== Problema curto 1 ==
Transcreva do texto sobre Toni Morrison o trecho que vai de "Foi com o tema" até "na sociedade americana.".
== Problema curto 2 ==
Segundo o texto sobre Toni Morrison, em que ano e com qual livro a escritora fez sua estreia?

CASSIANO ELEK MACHADO
DA REPORTAGEM LOCAL

O dia 7 de outubro de 1993 soprou da Escandinávia uma frase que nunca deixou de acompanhar a escritora Toni Morrison. Foi com surpresa que nesse dia ela e todo o resto do mundo ouviram: "O Nobel de Literatura vai para Toni Morrison, que em seus romances, marcados por forças visionárias e importância poética, dá vida a um aspecto essencial da realidade americana".
O "aspecto essencial da realidade americana" em questão não era segredo. Seguindo a trilha de autores como Ralph Ellison ela construíra toda a sua ficção em cima das conflituosas relações de negros e brancos na América.
Foi com o tema de uma moça pele de ébano que sonhava em ser loirinha e de olhos azuis como Shirley Temple que a primeira Nobel negra da história fizera sua estréia. Era 1970, e a então professora e editora Morrison começava, com "O Olho Mais Azul", a afiar as garras que lhe valeram o apelido de Pantera Negra, em analogia ao grupo que inserira com força o debate das questões raciais na sociedade americana.

== Material fornecido ==
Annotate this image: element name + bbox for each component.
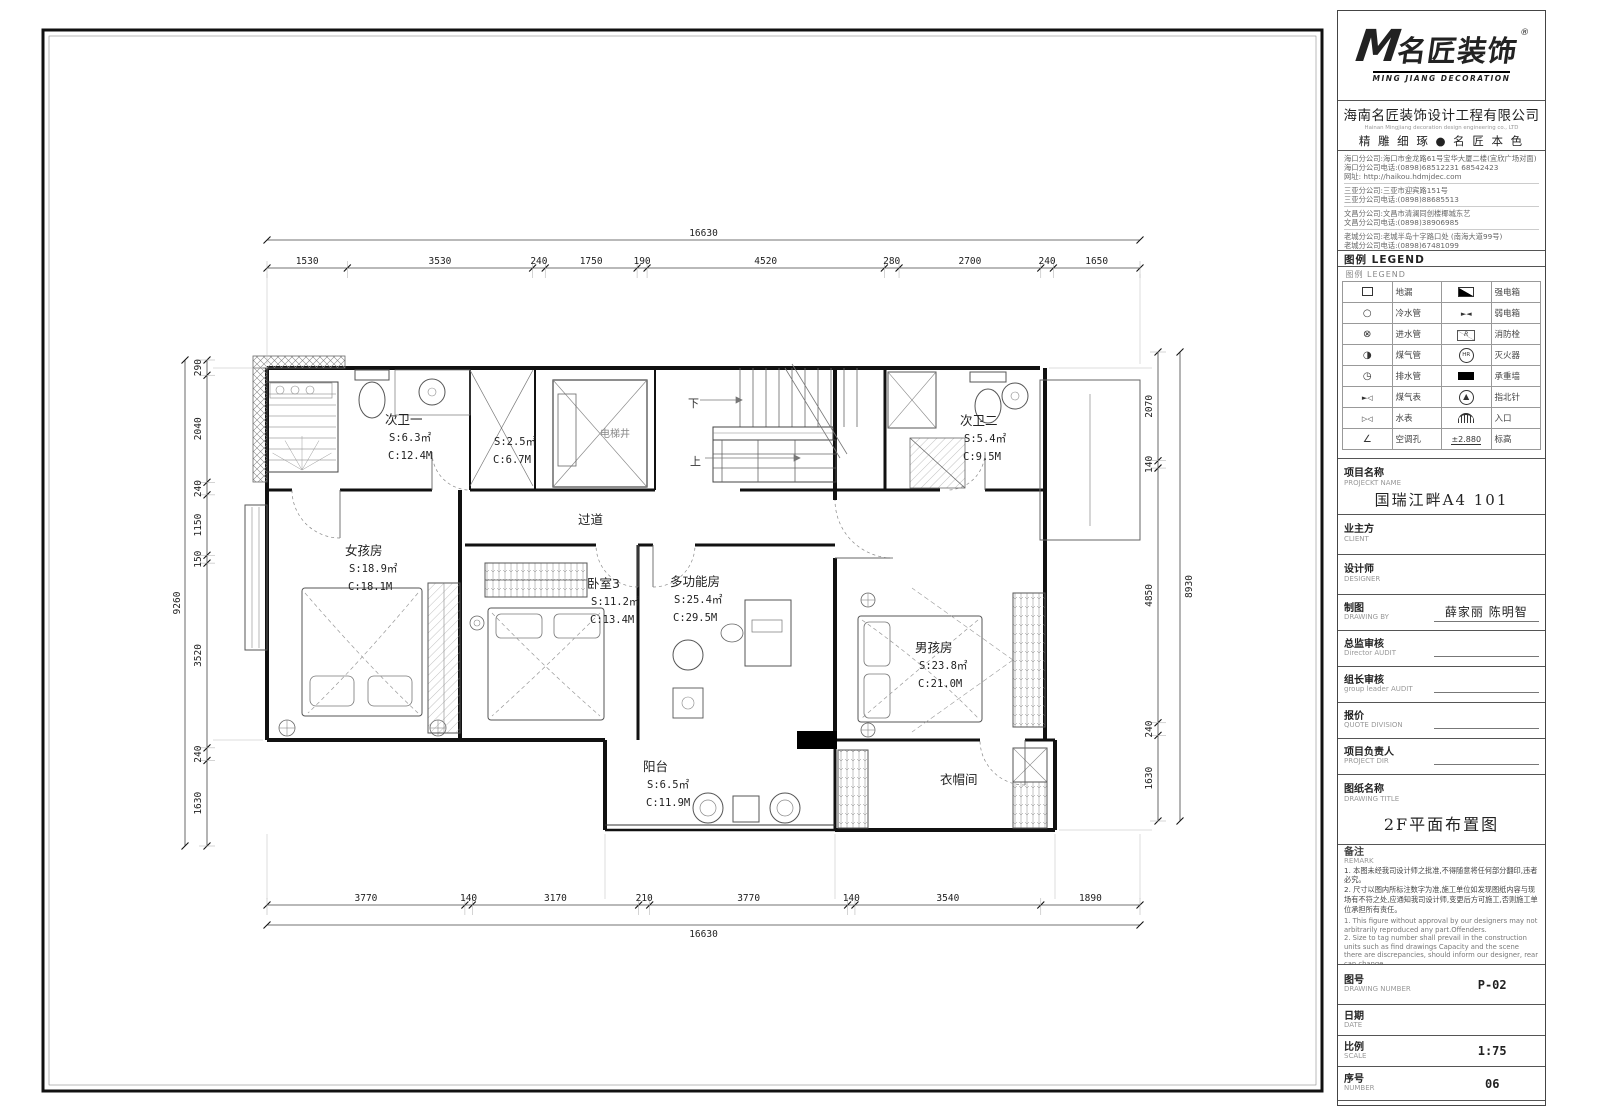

== Resposta do exercício 1 ==
Foi com o tema de uma moça pele de ébano que sonhava em ser loirinha e de olhos azuis como Shirley Temple que a primeira Nobel negra da história fizera sua estréia. Era 1970, e a então professora e editora Morrison começava, com "O Olho Mais Azul", a afiar as garras que lhe valeram o apelido de Pantera Negra, em analogia ao grupo que inserira com força o debate das questões raciais na sociedade americana.

== Resposta do exercício 2 ==
Em 1970, com "O Olho Mais Azul".